### TASK GOAL
Below is the data. Give it again, complete and exact.

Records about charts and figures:

-- begin --

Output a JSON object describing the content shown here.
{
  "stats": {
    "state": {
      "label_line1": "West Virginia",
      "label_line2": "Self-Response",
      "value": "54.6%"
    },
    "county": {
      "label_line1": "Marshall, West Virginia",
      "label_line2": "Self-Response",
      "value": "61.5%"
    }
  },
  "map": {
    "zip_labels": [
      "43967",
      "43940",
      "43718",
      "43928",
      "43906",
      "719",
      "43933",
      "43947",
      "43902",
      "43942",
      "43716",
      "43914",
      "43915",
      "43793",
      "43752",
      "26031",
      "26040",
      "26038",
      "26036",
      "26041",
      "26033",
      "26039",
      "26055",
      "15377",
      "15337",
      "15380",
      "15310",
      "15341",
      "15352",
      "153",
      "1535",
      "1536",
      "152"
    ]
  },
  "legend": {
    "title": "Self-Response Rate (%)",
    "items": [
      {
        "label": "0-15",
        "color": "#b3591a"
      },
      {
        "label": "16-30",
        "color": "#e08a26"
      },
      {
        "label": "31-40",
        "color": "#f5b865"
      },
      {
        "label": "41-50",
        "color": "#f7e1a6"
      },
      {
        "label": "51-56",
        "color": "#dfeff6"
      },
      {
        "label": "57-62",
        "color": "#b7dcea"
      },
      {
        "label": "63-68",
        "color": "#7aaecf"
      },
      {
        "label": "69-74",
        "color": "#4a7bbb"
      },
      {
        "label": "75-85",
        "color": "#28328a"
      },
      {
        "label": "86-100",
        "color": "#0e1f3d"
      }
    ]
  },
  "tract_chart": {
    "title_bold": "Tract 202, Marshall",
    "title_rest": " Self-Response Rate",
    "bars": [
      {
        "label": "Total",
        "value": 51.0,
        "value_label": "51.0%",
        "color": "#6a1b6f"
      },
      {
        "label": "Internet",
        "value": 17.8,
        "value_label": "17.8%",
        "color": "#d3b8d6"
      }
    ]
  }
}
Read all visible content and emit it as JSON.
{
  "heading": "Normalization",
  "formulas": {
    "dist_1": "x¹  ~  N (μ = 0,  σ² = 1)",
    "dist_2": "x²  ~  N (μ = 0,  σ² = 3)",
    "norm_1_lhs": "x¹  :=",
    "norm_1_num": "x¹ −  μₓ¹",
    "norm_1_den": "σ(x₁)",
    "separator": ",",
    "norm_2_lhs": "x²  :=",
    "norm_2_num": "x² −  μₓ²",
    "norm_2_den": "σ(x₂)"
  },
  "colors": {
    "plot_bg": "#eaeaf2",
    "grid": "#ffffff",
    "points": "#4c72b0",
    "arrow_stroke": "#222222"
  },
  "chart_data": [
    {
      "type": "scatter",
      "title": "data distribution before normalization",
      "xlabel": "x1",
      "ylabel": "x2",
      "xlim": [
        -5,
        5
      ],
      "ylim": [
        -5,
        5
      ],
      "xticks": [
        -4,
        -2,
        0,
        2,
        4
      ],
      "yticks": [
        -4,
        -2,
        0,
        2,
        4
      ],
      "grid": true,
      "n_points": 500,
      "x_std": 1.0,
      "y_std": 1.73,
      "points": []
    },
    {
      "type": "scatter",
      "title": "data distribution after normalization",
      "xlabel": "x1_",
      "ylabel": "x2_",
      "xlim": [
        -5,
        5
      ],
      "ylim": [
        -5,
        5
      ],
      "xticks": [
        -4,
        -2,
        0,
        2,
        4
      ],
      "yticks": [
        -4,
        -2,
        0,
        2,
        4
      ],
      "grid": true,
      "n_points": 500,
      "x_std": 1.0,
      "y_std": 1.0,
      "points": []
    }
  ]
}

-- end --

### SOLUTION TO THIS PROBLEM
Output a JSON object describing the content shown here.
{
  "stats": {
    "state": {
      "label_line1": "West Virginia",
      "label_line2": "Self-Response",
      "value": "54.6%"
    },
    "county": {
      "label_line1": "Marshall, West Virginia",
      "label_line2": "Self-Response",
      "value": "61.5%"
    }
  },
  "map": {
    "zip_labels": [
      "43967",
      "43940",
      "43718",
      "43928",
      "43906",
      "719",
      "43933",
      "43947",
      "43902",
      "43942",
      "43716",
      "43914",
      "43915",
      "43793",
      "43752",
      "26031",
      "26040",
      "26038",
      "26036",
      "26041",
      "26033",
      "26039",
      "26055",
      "15377",
      "15337",
      "15380",
      "15310",
      "15341",
      "15352",
      "153",
      "1535",
      "1536",
      "152"
    ]
  },
  "legend": {
    "title": "Self-Response Rate (%)",
    "items": [
      {
        "label": "0-15",
        "color": "#b3591a"
      },
      {
        "label": "16-30",
        "color": "#e08a26"
      },
      {
        "label": "31-40",
        "color": "#f5b865"
      },
      {
        "label": "41-50",
        "color": "#f7e1a6"
      },
      {
        "label": "51-56",
        "color": "#dfeff6"
      },
      {
        "label": "57-62",
        "color": "#b7dcea"
      },
      {
        "label": "63-68",
        "color": "#7aaecf"
      },
      {
        "label": "69-74",
        "color": "#4a7bbb"
      },
      {
        "label": "75-85",
        "color": "#28328a"
      },
      {
        "label": "86-100",
        "color": "#0e1f3d"
      }
    ]
  },
  "tract_chart": {
    "title_bold": "Tract 202, Marshall",
    "title_rest": " Self-Response Rate",
    "bars": [
      {
        "label": "Total",
        "value": 51.0,
        "value_label": "51.0%",
        "color": "#6a1b6f"
      },
      {
        "label": "Internet",
        "value": 17.8,
        "value_label": "17.8%",
        "color": "#d3b8d6"
      }
    ]
  }
}
Read all visible content and emit it as JSON.
{
  "heading": "Normalization",
  "formulas": {
    "dist_1": "x¹  ~  N (μ = 0,  σ² = 1)",
    "dist_2": "x²  ~  N (μ = 0,  σ² = 3)",
    "norm_1_lhs": "x¹  :=",
    "norm_1_num": "x¹ −  μₓ¹",
    "norm_1_den": "σ(x₁)",
    "separator": ",",
    "norm_2_lhs": "x²  :=",
    "norm_2_num": "x² −  μₓ²",
    "norm_2_den": "σ(x₂)"
  },
  "colors": {
    "plot_bg": "#eaeaf2",
    "grid": "#ffffff",
    "points": "#4c72b0",
    "arrow_stroke": "#222222"
  },
  "chart_data": [
    {
      "type": "scatter",
      "title": "data distribution before normalization",
      "xlabel": "x1",
      "ylabel": "x2",
      "xlim": [
        -5,
        5
      ],
      "ylim": [
        -5,
        5
      ],
      "xticks": [
        -4,
        -2,
        0,
        2,
        4
      ],
      "yticks": [
        -4,
        -2,
        0,
        2,
        4
      ],
      "grid": true,
      "n_points": 500,
      "x_std": 1.0,
      "y_std": 1.73,
      "points": []
    },
    {
      "type": "scatter",
      "title": "data distribution after normalization",
      "xlabel": "x1_",
      "ylabel": "x2_",
      "xlim": [
        -5,
        5
      ],
      "ylim": [
        -5,
        5
      ],
      "xticks": [
        -4,
        -2,
        0,
        2,
        4
      ],
      "yticks": [
        -4,
        -2,
        0,
        2,
        4
      ],
      "grid": true,
      "n_points": 500,
      "x_std": 1.0,
      "y_std": 1.0,
      "points": []
    }
  ]
}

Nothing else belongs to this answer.